Source text =
>>>>>

We battle our fears for the facts of our anxiety in a dream nested in the hope of a vision we've been given, where time is both mediator and antagonist of reality.

Time, as we live it, is best a balance, and at worst, an enemy of our logicality, given the impossible dimensions of our expectations as they clash with our realities. Proof of this is how much past and future dominate our present.

Because of time, the mind roves, and in that roving there is, at times, no peace.

We want our time in certain aspects of it hurried on, yet when we reach the end of our lives we have regrets. With time, there's no win. God cannot satisfy us.

The gap between our expectations and our realities is filled with anxiety. If we're able to close that gap by refitting our expectations, our realities are emended with acceptance, and we suffer less anxiety.

Time interacts within the bounds of our expectations and realities, bringing anxiety into being, because time, together with our perception, makes us aware of more than we would prefer to experience. Too much information.

<<<<<

Excerpted data =
>>>>>

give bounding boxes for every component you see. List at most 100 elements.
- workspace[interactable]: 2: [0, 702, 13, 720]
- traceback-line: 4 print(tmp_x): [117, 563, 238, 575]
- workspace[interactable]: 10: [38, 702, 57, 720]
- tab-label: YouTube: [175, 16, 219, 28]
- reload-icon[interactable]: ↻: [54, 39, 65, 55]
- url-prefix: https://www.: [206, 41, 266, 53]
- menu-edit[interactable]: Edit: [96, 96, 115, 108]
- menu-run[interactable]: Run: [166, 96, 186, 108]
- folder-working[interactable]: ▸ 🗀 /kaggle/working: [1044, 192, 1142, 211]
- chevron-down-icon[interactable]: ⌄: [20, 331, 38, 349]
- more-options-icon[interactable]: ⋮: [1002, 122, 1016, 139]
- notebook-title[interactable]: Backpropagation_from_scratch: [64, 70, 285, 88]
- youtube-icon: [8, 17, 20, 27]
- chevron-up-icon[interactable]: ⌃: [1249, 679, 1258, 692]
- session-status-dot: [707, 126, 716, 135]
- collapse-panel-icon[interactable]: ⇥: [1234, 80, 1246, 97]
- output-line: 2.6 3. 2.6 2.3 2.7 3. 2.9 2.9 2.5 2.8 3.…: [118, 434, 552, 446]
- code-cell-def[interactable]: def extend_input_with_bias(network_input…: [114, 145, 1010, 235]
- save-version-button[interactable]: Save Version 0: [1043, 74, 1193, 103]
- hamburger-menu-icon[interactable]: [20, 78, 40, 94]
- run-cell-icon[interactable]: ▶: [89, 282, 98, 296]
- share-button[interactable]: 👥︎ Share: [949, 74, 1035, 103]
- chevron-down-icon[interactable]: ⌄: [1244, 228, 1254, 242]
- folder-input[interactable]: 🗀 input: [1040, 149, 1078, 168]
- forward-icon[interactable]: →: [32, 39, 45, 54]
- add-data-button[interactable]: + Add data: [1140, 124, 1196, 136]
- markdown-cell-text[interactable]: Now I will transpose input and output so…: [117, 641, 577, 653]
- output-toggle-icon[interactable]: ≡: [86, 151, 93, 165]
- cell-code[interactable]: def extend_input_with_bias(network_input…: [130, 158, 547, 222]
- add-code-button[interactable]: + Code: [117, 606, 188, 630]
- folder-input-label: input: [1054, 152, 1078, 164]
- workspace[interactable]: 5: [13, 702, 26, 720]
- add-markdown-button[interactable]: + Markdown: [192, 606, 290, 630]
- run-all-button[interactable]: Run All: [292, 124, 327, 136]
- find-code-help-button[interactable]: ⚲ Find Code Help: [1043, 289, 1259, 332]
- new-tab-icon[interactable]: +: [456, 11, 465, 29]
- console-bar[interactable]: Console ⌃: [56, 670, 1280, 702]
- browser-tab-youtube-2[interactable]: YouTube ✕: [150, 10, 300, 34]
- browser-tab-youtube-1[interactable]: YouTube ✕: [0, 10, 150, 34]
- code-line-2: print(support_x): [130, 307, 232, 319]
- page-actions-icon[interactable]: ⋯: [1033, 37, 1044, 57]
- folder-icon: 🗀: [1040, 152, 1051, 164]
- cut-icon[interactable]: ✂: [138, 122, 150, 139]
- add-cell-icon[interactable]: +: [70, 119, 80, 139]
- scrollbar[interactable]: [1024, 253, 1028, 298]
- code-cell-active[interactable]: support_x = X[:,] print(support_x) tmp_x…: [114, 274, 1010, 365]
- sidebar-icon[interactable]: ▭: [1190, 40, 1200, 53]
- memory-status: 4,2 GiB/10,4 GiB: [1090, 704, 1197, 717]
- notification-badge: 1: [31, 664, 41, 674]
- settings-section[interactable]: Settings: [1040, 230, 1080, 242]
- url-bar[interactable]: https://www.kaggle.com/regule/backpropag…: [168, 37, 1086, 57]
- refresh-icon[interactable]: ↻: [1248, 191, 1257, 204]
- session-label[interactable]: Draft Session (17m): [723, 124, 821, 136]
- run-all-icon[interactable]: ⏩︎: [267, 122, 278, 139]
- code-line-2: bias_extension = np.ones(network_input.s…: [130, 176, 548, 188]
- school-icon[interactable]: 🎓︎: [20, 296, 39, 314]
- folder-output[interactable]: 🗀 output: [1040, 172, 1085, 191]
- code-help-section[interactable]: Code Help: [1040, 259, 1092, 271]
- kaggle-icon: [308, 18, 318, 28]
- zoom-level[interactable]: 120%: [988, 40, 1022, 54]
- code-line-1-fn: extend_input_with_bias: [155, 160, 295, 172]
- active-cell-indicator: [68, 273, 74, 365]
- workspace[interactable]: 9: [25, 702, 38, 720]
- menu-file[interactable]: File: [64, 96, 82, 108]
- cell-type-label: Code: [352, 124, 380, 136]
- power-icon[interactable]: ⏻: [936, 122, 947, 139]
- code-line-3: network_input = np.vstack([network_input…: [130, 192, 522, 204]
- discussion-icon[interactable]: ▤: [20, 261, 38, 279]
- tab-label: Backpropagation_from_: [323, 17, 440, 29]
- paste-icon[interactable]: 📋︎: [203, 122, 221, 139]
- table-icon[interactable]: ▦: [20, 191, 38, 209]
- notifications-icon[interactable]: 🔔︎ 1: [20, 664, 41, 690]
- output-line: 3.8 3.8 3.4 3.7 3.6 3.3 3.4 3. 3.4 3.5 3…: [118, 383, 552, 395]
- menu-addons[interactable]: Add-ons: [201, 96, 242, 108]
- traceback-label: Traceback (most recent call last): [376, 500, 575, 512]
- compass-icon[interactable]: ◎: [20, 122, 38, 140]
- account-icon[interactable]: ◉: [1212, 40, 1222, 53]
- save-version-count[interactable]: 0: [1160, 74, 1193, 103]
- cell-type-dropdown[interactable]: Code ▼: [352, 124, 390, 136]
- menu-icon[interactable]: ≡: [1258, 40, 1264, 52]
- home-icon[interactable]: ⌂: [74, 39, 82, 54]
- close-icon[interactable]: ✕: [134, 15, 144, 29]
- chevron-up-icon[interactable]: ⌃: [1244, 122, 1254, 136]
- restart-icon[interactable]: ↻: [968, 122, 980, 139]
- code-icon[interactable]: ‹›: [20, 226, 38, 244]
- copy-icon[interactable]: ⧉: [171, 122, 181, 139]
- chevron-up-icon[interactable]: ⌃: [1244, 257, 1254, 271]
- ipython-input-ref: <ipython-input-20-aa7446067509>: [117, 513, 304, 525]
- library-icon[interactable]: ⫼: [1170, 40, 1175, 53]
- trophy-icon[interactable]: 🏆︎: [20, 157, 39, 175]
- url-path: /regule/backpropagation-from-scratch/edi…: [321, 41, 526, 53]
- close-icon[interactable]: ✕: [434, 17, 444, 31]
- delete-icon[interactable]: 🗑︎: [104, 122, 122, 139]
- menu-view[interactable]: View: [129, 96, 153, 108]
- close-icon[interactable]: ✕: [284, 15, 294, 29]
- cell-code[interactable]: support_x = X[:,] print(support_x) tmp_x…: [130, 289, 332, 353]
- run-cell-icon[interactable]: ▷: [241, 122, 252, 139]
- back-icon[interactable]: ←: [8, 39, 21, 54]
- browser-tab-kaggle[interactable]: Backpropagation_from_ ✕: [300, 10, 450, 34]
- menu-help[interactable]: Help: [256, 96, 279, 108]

<<<<<

Aim of the task = Carry on the essay on time and anxiety from the point where it stops. The rows are not required for the work on this page.

Result =
Time brings our expectations to life in the gap between our hopes and reality. Often, when our expectations are unrealistic, we face realities that are easiest avoided, and painful when we cannot evade them.

So how do we reconcile time in collusion with our hopes, spoken from our depths into our everyday lives through our expectations, and our perception of reality?

Time we must accept, and reality, too, if we're to reconcile anxiety for peace.

Our expectations are something we can become more aware of. Then we can drill deeper and explore our depth-founded hopes, and become curious about why they were put there.

Our hopes were put there long ago, and some of them we were born with. They prove we're not simply human doings, but beings with an eternal purpose in what we may perceive to be a transient life.

If we're able to accept the presence of garden variety anxiety, we can also accept that time is incomprehensively wondrous, if we can overcome through acceptance our fear that we cannot control time. Anxiety is a product of our difficulty understanding time.

The more we accept a mystery, the more we may simply marvel at it, which leads to peace.

We have about enough purpose in us for the single moment, and anxiety is productive in that it propels us into our present purpose.

Reality is the context of life, and anxiety, as a catalyst for purpose, is to be understood, accepted, and overcome, so contented existence is possible.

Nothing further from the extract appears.